- _Exercise prompt_
How many lines in the entries below contain "fazla"? Answer with the number only.

- _A run of records_
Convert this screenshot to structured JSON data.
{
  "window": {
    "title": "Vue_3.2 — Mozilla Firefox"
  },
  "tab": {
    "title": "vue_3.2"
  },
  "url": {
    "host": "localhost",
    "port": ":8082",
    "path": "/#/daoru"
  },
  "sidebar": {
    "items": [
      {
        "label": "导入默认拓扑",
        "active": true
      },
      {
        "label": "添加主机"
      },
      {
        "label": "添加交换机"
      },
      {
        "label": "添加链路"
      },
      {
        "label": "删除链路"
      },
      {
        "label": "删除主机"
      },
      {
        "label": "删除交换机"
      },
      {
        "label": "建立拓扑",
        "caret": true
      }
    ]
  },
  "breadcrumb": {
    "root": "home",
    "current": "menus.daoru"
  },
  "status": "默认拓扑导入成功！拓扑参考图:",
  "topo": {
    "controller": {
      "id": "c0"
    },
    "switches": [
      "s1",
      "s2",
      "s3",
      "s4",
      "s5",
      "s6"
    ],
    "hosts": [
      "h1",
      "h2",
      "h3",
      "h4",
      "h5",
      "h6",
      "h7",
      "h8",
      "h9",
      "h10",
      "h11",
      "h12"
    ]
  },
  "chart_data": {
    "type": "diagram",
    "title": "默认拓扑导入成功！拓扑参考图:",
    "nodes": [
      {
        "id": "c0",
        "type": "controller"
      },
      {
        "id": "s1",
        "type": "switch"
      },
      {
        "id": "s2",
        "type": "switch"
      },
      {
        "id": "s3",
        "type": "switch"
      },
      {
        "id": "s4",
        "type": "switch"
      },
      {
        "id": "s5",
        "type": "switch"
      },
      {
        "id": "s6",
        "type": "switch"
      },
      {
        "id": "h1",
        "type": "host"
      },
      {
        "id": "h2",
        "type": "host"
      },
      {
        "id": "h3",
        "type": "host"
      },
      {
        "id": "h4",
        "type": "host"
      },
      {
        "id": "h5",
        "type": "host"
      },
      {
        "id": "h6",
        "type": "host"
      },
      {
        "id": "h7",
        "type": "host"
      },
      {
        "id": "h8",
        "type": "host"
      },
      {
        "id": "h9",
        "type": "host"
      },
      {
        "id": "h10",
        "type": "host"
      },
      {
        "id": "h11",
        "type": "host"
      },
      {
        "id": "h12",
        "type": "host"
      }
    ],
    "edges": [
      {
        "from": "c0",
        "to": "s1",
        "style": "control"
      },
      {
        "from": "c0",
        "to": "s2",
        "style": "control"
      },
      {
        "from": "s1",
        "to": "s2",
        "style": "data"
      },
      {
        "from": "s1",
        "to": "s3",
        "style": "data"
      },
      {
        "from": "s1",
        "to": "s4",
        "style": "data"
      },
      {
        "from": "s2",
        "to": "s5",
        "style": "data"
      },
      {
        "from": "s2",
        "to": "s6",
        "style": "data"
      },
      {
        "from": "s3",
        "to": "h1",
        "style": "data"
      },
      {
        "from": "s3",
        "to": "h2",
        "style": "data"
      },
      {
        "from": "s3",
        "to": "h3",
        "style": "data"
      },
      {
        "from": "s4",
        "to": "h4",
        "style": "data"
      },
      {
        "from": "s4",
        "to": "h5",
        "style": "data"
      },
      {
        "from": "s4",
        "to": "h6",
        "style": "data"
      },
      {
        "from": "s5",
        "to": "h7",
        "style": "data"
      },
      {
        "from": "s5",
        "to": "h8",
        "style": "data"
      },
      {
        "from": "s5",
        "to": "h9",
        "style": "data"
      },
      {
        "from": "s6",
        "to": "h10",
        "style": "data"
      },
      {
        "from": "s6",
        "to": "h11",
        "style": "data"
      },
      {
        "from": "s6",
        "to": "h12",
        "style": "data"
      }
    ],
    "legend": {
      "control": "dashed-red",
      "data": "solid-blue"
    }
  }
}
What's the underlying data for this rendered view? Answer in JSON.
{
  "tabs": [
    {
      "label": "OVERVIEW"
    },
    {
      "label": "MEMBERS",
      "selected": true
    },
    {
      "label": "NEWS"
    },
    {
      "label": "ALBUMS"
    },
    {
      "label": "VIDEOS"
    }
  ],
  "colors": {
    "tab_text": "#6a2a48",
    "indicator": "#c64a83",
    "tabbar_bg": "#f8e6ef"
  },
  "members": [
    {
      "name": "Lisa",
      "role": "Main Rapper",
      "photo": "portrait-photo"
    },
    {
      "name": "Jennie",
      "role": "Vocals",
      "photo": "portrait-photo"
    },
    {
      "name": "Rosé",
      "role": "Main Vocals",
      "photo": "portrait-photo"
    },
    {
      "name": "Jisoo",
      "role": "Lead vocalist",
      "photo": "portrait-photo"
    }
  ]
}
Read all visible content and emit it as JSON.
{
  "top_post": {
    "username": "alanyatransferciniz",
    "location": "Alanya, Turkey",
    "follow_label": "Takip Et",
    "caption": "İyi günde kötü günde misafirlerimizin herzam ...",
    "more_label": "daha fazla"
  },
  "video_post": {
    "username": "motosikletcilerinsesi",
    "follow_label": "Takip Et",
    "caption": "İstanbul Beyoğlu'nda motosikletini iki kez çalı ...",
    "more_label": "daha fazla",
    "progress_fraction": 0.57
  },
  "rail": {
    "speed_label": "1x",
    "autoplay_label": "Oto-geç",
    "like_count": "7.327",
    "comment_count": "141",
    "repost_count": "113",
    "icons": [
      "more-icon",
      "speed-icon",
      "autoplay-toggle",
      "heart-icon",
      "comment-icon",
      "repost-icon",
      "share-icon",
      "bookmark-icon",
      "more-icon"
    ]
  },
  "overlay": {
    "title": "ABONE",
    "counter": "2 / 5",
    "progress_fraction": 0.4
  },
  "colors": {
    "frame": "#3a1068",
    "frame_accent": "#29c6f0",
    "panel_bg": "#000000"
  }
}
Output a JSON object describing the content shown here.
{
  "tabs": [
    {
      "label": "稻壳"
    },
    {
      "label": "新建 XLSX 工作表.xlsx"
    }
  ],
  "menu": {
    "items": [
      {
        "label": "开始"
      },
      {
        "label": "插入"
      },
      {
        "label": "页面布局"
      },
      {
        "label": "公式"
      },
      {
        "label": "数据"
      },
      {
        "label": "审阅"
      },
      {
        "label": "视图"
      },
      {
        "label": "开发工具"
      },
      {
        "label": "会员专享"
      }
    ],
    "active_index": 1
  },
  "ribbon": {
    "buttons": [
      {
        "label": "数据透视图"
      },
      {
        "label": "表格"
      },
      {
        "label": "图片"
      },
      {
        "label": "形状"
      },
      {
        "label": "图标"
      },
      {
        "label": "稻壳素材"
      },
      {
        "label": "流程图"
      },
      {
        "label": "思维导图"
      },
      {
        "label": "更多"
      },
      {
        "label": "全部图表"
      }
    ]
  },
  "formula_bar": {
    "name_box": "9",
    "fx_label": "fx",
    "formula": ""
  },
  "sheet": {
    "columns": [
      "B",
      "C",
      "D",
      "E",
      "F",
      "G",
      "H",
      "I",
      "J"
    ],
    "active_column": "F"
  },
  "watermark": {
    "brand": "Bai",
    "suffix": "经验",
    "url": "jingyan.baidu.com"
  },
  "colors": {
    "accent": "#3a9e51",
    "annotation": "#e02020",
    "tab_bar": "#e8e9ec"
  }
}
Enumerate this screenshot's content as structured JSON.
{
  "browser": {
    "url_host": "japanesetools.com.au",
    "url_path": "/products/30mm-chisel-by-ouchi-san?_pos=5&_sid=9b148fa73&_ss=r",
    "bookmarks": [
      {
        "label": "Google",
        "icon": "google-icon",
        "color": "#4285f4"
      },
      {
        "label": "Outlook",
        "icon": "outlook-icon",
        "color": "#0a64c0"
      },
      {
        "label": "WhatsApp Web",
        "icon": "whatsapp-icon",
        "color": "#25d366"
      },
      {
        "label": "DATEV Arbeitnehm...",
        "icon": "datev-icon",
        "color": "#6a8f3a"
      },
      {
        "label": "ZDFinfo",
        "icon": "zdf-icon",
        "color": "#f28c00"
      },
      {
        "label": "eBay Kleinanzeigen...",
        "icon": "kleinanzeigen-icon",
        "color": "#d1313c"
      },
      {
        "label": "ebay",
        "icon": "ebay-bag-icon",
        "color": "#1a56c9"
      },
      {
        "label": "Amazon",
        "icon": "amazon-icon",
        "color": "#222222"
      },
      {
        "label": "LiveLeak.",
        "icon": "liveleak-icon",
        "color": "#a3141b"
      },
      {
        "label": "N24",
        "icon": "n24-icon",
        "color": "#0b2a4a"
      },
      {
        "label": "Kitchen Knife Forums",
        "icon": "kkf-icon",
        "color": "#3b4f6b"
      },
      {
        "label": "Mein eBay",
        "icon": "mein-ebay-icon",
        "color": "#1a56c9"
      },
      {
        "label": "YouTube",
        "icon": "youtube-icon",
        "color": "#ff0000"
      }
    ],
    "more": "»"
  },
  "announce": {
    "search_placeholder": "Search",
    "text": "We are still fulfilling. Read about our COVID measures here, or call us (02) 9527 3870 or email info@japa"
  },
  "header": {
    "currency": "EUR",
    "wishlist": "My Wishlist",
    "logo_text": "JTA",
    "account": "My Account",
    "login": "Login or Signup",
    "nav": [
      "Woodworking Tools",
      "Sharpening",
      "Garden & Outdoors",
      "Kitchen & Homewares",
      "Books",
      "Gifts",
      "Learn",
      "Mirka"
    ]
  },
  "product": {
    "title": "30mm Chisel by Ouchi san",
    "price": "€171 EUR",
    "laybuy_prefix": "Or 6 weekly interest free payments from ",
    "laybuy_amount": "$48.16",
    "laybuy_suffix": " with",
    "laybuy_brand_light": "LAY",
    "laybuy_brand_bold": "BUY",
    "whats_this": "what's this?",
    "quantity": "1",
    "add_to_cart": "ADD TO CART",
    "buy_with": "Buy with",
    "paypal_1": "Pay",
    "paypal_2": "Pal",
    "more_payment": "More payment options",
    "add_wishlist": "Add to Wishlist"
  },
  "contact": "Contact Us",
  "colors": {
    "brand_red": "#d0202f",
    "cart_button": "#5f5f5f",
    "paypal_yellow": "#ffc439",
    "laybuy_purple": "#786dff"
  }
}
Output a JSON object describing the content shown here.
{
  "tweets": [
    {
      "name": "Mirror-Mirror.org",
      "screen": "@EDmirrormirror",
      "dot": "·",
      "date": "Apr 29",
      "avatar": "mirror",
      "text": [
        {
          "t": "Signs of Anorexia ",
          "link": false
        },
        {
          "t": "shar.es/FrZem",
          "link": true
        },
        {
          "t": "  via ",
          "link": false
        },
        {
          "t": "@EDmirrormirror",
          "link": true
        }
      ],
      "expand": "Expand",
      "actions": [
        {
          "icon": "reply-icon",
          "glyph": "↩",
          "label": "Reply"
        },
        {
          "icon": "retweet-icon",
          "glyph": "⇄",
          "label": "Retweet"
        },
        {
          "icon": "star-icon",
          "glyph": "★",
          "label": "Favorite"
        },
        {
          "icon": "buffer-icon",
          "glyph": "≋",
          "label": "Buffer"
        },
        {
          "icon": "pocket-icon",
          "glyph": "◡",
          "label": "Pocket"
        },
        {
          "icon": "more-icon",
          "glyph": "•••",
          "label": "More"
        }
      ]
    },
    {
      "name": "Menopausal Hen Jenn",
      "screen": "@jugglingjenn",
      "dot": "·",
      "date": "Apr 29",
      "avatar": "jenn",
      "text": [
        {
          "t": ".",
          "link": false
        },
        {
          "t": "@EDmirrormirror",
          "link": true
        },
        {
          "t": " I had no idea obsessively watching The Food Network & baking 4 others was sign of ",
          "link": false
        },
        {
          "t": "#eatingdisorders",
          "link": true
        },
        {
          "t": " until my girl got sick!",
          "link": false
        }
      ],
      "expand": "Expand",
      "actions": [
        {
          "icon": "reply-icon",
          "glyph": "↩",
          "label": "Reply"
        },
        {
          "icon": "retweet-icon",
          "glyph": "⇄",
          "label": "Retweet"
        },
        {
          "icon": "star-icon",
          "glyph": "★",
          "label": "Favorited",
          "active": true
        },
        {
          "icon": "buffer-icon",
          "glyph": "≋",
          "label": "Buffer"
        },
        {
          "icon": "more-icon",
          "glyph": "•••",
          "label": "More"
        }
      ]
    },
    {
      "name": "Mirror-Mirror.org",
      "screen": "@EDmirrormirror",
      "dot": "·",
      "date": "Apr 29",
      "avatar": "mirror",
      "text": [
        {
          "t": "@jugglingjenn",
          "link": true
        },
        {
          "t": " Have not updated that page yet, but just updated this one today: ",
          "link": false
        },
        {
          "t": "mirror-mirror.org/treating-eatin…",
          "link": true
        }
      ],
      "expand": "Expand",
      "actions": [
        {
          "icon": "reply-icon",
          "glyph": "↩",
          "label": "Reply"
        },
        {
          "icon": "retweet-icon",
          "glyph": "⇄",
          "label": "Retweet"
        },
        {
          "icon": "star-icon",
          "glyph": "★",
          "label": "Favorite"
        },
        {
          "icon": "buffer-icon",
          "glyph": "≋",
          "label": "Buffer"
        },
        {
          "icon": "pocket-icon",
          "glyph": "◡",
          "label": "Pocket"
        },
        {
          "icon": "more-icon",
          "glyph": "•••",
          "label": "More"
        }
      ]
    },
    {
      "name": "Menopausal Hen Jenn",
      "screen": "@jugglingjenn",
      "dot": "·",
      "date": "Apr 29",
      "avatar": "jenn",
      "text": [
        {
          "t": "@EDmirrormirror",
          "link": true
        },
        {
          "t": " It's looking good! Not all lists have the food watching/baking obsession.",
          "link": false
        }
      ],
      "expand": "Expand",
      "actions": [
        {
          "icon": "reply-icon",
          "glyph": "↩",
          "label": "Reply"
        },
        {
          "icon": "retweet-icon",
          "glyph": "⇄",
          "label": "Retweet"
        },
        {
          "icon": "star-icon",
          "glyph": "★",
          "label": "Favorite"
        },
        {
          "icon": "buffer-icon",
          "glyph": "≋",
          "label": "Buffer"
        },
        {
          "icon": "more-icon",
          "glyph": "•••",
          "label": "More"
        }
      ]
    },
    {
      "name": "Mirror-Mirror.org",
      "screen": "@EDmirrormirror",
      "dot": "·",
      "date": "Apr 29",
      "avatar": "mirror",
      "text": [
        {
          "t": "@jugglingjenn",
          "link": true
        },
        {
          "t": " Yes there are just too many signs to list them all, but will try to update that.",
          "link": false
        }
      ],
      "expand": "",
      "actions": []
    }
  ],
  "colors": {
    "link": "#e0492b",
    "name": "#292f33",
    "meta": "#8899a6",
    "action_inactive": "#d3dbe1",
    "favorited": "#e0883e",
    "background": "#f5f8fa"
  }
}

- _Response to this task_
2